# start of Provided material
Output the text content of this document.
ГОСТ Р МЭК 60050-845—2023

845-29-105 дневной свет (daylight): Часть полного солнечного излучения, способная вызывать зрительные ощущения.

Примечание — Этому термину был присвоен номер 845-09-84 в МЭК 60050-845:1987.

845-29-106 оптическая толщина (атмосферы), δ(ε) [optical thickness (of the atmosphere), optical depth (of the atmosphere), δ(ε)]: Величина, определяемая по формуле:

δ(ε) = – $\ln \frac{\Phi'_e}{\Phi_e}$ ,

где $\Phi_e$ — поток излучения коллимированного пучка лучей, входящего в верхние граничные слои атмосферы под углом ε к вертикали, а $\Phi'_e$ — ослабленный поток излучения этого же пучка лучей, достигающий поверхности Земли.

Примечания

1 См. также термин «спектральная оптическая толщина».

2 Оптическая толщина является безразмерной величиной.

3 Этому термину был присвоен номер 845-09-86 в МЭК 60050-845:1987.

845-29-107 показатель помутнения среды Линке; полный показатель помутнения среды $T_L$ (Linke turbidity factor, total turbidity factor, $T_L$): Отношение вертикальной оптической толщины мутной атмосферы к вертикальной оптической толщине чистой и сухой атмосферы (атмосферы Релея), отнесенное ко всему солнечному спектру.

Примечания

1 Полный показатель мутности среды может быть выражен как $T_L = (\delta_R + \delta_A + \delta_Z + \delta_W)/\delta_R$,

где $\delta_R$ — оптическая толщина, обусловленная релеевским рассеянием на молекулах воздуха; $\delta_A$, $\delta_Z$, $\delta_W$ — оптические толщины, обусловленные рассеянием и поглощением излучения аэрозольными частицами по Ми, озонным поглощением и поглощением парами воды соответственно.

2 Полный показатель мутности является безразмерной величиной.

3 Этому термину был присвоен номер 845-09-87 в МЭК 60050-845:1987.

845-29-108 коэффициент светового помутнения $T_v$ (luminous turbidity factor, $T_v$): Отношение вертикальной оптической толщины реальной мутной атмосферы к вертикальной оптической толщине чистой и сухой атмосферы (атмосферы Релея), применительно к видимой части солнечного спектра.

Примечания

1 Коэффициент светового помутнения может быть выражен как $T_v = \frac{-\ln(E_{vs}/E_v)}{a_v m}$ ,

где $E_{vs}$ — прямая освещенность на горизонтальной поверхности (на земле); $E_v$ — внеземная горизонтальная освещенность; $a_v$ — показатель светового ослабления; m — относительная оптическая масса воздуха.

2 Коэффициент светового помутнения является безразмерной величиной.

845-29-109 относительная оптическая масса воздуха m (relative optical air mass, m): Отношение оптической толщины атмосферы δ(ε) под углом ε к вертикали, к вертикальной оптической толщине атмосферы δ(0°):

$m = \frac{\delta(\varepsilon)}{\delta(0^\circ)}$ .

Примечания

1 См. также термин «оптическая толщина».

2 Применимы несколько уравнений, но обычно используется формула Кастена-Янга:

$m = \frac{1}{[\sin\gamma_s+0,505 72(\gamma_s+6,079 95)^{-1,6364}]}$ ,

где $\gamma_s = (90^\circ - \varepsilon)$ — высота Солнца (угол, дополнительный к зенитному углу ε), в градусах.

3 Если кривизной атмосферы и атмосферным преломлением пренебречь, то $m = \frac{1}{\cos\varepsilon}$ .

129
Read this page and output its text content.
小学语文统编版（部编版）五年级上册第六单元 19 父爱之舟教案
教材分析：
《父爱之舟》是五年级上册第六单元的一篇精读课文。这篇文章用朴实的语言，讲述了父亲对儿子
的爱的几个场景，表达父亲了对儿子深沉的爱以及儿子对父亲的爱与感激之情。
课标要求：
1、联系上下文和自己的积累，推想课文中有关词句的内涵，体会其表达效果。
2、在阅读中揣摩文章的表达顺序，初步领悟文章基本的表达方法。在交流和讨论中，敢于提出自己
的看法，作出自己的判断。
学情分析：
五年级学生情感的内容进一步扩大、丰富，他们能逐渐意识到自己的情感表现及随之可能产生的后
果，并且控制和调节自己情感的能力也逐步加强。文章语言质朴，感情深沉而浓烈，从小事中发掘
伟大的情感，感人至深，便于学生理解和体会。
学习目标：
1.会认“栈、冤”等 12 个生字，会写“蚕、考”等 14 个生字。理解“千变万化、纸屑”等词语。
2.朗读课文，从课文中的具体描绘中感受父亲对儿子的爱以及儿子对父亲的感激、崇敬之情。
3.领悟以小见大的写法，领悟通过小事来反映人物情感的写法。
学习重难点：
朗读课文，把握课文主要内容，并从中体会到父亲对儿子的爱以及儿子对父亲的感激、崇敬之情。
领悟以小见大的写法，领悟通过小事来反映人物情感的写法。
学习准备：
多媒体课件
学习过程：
# end of Provided material
▶ [Prompt] Set down each entry again, unchanged.

▶ [Written answer]
Output the text content of this document.
ГОСТ Р МЭК 60050-845—2023

845-29-105 дневной свет (daylight): Часть полного солнечного излучения, способная вызывать зрительные ощущения.

Примечание — Этому термину был присвоен номер 845-09-84 в МЭК 60050-845:1987.

845-29-106 оптическая толщина (атмосферы), δ(ε) [optical thickness (of the atmosphere), optical depth (of the atmosphere), δ(ε)]: Величина, определяемая по формуле:

δ(ε) = – $\ln \frac{\Phi'_e}{\Phi_e}$ ,

где $\Phi_e$ — поток излучения коллимированного пучка лучей, входящего в верхние граничные слои атмосферы под углом ε к вертикали, а $\Phi'_e$ — ослабленный поток излучения этого же пучка лучей, достигающий поверхности Земли.

Примечания

1 См. также термин «спектральная оптическая толщина».

2 Оптическая толщина является безразмерной величиной.

3 Этому термину был присвоен номер 845-09-86 в МЭК 60050-845:1987.

845-29-107 показатель помутнения среды Линке; полный показатель помутнения среды $T_L$ (Linke turbidity factor, total turbidity factor, $T_L$): Отношение вертикальной оптической толщины мутной атмосферы к вертикальной оптической толщине чистой и сухой атмосферы (атмосферы Релея), отнесенное ко всему солнечному спектру.

Примечания

1 Полный показатель мутности среды может быть выражен как $T_L = (\delta_R + \delta_A + \delta_Z + \delta_W)/\delta_R$,

где $\delta_R$ — оптическая толщина, обусловленная релеевским рассеянием на молекулах воздуха; $\delta_A$, $\delta_Z$, $\delta_W$ — оптические толщины, обусловленные рассеянием и поглощением излучения аэрозольными частицами по Ми, озонным поглощением и поглощением парами воды соответственно.

2 Полный показатель мутности является безразмерной величиной.

3 Этому термину был присвоен номер 845-09-87 в МЭК 60050-845:1987.

845-29-108 коэффициент светового помутнения $T_v$ (luminous turbidity factor, $T_v$): Отношение вертикальной оптической толщины реальной мутной атмосферы к вертикальной оптической толщине чистой и сухой атмосферы (атмосферы Релея), применительно к видимой части солнечного спектра.

Примечания

1 Коэффициент светового помутнения может быть выражен как $T_v = \frac{-\ln(E_{vs}/E_v)}{a_v m}$ ,

где $E_{vs}$ — прямая освещенность на горизонтальной поверхности (на земле); $E_v$ — внеземная горизонтальная освещенность; $a_v$ — показатель светового ослабления; m — относительная оптическая масса воздуха.

2 Коэффициент светового помутнения является безразмерной величиной.

845-29-109 относительная оптическая масса воздуха m (relative optical air mass, m): Отношение оптической толщины атмосферы δ(ε) под углом ε к вертикали, к вертикальной оптической толщине атмосферы δ(0°):

$m = \frac{\delta(\varepsilon)}{\delta(0^\circ)}$ .

Примечания

1 См. также термин «оптическая толщина».

2 Применимы несколько уравнений, но обычно используется формула Кастена-Янга:

$m = \frac{1}{[\sin\gamma_s+0,505 72(\gamma_s+6,079 95)^{-1,6364}]}$ ,

где $\gamma_s = (90^\circ - \varepsilon)$ — высота Солнца (угол, дополнительный к зенитному углу ε), в градусах.

3 Если кривизной атмосферы и атмосферным преломлением пренебречь, то $m = \frac{1}{\cos\varepsilon}$ .

129
Read this page and output its text content.
小学语文统编版（部编版）五年级上册第六单元 19 父爱之舟教案
教材分析：
《父爱之舟》是五年级上册第六单元的一篇精读课文。这篇文章用朴实的语言，讲述了父亲对儿子
的爱的几个场景，表达父亲了对儿子深沉的爱以及儿子对父亲的爱与感激之情。
课标要求：
1、联系上下文和自己的积累，推想课文中有关词句的内涵，体会其表达效果。
2、在阅读中揣摩文章的表达顺序，初步领悟文章基本的表达方法。在交流和讨论中，敢于提出自己
的看法，作出自己的判断。
学情分析：
五年级学生情感的内容进一步扩大、丰富，他们能逐渐意识到自己的情感表现及随之可能产生的后
果，并且控制和调节自己情感的能力也逐步加强。文章语言质朴，感情深沉而浓烈，从小事中发掘
伟大的情感，感人至深，便于学生理解和体会。
学习目标：
1.会认“栈、冤”等 12 个生字，会写“蚕、考”等 14 个生字。理解“千变万化、纸屑”等词语。
2.朗读课文，从课文中的具体描绘中感受父亲对儿子的爱以及儿子对父亲的感激、崇敬之情。
3.领悟以小见大的写法，领悟通过小事来反映人物情感的写法。
学习重难点：
朗读课文，把握课文主要内容，并从中体会到父亲对儿子的爱以及儿子对父亲的感激、崇敬之情。
领悟以小见大的写法，领悟通过小事来反映人物情感的写法。
学习准备：
多媒体课件
学习过程：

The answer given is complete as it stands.